**EXERCISE DIRECTIONS:** Set down the full listing exactly as given. Any pictures are to be left out.

=-=-=-=-=

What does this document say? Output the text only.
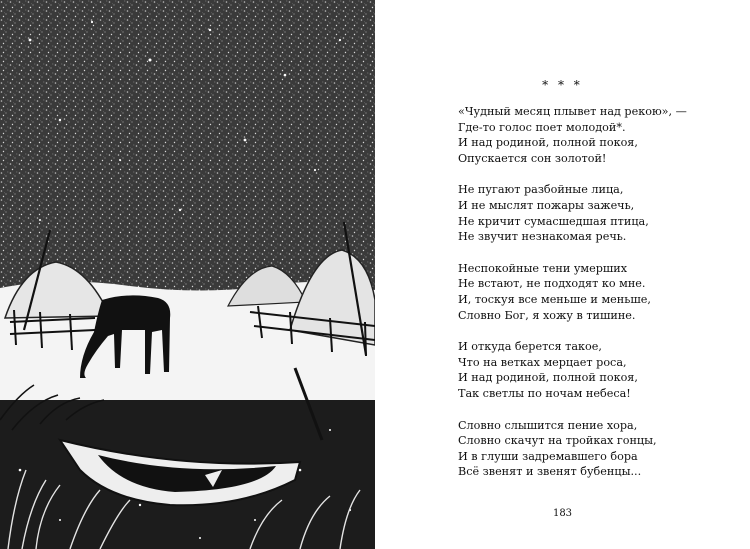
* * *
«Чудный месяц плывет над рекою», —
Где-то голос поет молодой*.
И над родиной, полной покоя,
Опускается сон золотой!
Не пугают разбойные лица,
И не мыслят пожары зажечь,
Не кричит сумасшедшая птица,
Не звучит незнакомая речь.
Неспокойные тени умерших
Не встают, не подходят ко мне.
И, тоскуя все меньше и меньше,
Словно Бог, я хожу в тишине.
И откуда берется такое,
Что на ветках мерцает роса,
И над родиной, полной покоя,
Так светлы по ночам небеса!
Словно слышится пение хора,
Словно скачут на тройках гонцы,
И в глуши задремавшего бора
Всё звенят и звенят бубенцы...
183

=-=-=-=-=

**SOLUTION:**
What does this document say? Output the text only.
* * *
«Чудный месяц плывет над рекою», —
Где-то голос поет молодой*.
И над родиной, полной покоя,
Опускается сон золотой!
Не пугают разбойные лица,
И не мыслят пожары зажечь,
Не кричит сумасшедшая птица,
Не звучит незнакомая речь.
Неспокойные тени умерших
Не встают, не подходят ко мне.
И, тоскуя все меньше и меньше,
Словно Бог, я хожу в тишине.
И откуда берется такое,
Что на ветках мерцает роса,
И над родиной, полной покоя,
Так светлы по ночам небеса!
Словно слышится пение хора,
Словно скачут на тройках гонцы,
И в глуши задремавшего бора
Всё звенят и звенят бубенцы...
183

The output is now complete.